▸ **PASSAGE SHOWN**:

+++

Get the set of instruments with open circuit breakers.

Used by dispatch logic to skip unhealthy instruments.

Source code in src/marianne/daemon/baton/core.py
def get_open_circuit_breakers(self) -> set[str]:
    """Get the set of instruments with open circuit breakers.

    Used by dispatch logic to skip unhealthy instruments.
    """
    return {
        name
        for name, inst in self._instruments.items()
        if inst.circuit_breaker == CircuitBreakerState.OPEN
    }
set_sheet_cost_limit
set_sheet_cost_limit(job_id, sheet_num, max_cost_usd)

Set a per-sheet cost limit. The baton fails the sheet when exceeded.

Parameters:

Name Type Description Default
job_id str

The job containing the sheet.

required
sheet_num int

The sheet number.

required
max_cost_usd float

Maximum cost in USD for this sheet.

required
Source code in src/marianne/daemon/baton/core.py
def set_sheet_cost_limit(self, job_id: str, sheet_num: int, max_cost_usd: float) -> None:
    """Set a per-sheet cost limit. The baton fails the sheet when exceeded.

    Args:
        job_id: The job containing the sheet.
        sheet_num: The sheet number.
        max_cost_usd: Maximum cost in USD for this sheet.
    """
    self._sheet_cost_limits[(job_id, sheet_num)] = max_cost_usd
calculate_retry_delay
calculate_retry_delay(attempt)

Calculate retry delay using exponential backoff.

Parameters:

Name Type Description Default
attempt int

0-based attempt index (0 = first retry).

required

Returns:

Type Description
float

Delay in seconds, clamped to _max_retry_delay.

Source code in src/marianne/daemon/baton/core.py
def calculate_retry_delay(self, attempt: int) -> float:
    """Calculate retry delay using exponential backoff.

    Args:
        attempt: 0-based attempt index (0 = first retry).

+++

▸ **DATASET RECORDS**:
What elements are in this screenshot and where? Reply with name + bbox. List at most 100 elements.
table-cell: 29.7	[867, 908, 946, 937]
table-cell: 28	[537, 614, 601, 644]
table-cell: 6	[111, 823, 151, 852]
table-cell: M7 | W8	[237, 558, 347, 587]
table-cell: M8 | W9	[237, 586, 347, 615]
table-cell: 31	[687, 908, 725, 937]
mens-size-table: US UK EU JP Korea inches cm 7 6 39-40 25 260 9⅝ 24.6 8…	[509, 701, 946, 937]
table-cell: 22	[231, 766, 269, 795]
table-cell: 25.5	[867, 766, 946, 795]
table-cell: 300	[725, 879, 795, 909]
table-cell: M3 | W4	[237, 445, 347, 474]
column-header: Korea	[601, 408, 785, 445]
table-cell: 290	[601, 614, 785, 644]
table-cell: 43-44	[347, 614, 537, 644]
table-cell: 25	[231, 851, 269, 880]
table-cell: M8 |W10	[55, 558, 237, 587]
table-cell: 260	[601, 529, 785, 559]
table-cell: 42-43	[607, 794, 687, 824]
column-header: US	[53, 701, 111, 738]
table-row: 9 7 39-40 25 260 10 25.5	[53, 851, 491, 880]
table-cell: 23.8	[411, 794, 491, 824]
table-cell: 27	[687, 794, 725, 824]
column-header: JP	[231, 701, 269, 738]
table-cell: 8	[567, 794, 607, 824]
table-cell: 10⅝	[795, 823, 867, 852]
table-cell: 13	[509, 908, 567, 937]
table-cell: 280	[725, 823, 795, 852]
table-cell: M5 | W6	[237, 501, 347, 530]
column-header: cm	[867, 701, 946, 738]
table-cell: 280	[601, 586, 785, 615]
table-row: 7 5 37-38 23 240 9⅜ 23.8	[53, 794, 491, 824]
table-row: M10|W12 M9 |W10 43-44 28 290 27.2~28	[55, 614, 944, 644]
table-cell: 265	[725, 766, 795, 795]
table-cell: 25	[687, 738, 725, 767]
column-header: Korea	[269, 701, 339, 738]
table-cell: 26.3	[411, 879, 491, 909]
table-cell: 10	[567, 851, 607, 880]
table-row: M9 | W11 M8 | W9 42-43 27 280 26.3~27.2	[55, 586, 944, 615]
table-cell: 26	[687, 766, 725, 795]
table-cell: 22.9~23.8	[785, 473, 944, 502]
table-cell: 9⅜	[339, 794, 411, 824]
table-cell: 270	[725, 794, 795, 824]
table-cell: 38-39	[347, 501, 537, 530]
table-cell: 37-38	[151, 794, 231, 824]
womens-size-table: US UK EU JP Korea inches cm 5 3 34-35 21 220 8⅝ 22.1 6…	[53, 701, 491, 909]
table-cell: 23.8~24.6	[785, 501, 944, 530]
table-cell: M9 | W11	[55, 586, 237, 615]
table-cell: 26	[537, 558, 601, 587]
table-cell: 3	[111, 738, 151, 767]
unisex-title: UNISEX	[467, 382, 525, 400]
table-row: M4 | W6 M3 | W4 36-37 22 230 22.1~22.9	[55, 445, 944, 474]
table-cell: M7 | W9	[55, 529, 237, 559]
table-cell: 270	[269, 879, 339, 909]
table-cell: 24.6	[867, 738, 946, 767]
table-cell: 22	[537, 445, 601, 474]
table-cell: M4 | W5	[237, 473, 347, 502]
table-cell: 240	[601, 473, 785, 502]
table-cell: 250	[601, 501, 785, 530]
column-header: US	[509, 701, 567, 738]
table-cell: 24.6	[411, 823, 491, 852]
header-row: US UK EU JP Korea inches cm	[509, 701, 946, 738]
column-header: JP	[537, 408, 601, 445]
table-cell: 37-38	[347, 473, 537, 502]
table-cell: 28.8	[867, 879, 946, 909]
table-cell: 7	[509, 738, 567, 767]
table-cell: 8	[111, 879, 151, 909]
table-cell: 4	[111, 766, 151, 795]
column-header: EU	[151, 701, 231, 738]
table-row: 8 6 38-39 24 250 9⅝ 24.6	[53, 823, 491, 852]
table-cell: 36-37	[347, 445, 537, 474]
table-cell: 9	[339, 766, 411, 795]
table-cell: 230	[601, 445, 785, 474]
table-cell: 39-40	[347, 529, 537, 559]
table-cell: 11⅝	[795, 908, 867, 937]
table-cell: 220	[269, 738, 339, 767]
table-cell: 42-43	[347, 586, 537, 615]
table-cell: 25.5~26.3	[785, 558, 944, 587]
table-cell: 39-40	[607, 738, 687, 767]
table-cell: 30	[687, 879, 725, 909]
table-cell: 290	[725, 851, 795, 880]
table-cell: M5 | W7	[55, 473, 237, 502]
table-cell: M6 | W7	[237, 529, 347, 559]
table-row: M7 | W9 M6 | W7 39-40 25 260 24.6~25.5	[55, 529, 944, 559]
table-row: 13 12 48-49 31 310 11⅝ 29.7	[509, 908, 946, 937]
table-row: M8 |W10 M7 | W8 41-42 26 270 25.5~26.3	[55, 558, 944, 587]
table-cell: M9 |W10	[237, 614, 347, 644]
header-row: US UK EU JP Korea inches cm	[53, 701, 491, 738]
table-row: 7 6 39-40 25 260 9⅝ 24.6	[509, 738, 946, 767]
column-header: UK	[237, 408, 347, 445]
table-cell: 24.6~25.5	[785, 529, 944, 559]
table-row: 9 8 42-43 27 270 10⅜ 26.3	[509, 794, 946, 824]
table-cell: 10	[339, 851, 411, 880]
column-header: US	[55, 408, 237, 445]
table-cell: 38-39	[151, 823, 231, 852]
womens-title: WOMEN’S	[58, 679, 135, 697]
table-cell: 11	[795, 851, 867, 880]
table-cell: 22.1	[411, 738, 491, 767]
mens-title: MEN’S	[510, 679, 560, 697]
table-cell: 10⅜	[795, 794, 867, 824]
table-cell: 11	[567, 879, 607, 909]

+++

▸ **WHAT TO DO**:
1. Answer these from the baton core documentation:
(a) What does dispatch logic use `get_open_circuit_breakers` for?
(b) What does the baton do when a sheet exceeds its per-sheet cost limit?
(c) To what value is the delay returned by `calculate_retry_delay` clamped?
2. Echo the records verbatim, from their first line through the line containing "586, 347, 615]".

▸ **ANSWERS PROVIDED**:
1.
(a) To skip unhealthy instruments.
(b) It fails the sheet.
(c) `_max_retry_delay`.

2.
What elements are in this screenshot and where? Reply with name + bbox. List at most 100 elements.
table-cell: 29.7	[867, 908, 946, 937]
table-cell: 28	[537, 614, 601, 644]
table-cell: 6	[111, 823, 151, 852]
table-cell: M7 | W8	[237, 558, 347, 587]
table-cell: M8 | W9	[237, 586, 347, 615]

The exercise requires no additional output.